DIRECTIONS: Copy out every line exactly, passing over the pictures.
╭─ DATA TO PROCESS
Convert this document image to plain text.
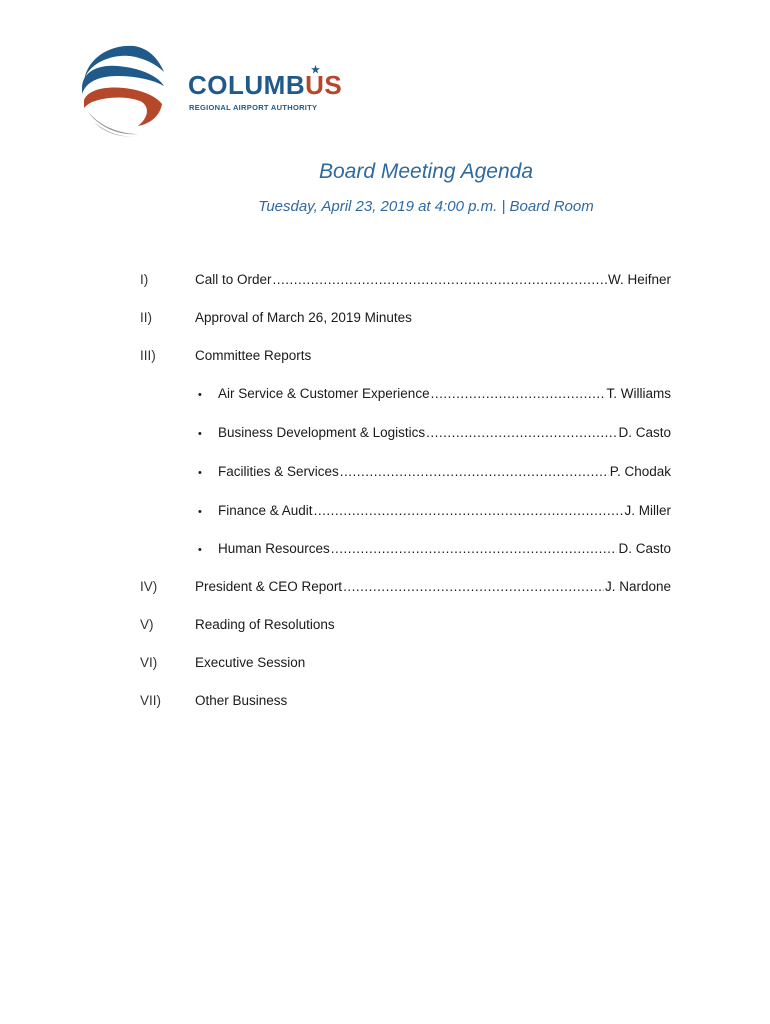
COLUMBUS
REGIONAL AIRPORT AUTHORITY
Board Meeting Agenda
Tuesday, April 23, 2019 at 4:00 p.m. | Board Room
I)	Call to Order .....	W. Heifner
II)	Approval of March 26, 2019 Minutes
III)	Committee Reports
•	Air Service & Customer Experience .....	T. Williams
•	Business Development & Logistics .....	D. Casto
•	Facilities & Services .....	P. Chodak
•	Finance & Audit .....	J. Miller
•	Human Resources .....	D. Casto
IV)	President & CEO Report .....	J. Nardone
V)	Reading of Resolutions
VI)	Executive Session
VII)	Other Business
╰─
FINISHED TASK:
Convert this document image to plain text.
COLUMBUS
REGIONAL AIRPORT AUTHORITY
Board Meeting Agenda
Tuesday, April 23, 2019 at 4:00 p.m. | Board Room
I)	Call to Order .....	W. Heifner
II)	Approval of March 26, 2019 Minutes
III)	Committee Reports
•	Air Service & Customer Experience .....	T. Williams
•	Business Development & Logistics .....	D. Casto
•	Facilities & Services .....	P. Chodak
•	Finance & Audit .....	J. Miller
•	Human Resources .....	D. Casto
IV)	President & CEO Report .....	J. Nardone
V)	Reading of Resolutions
VI)	Executive Session
VII)	Other Business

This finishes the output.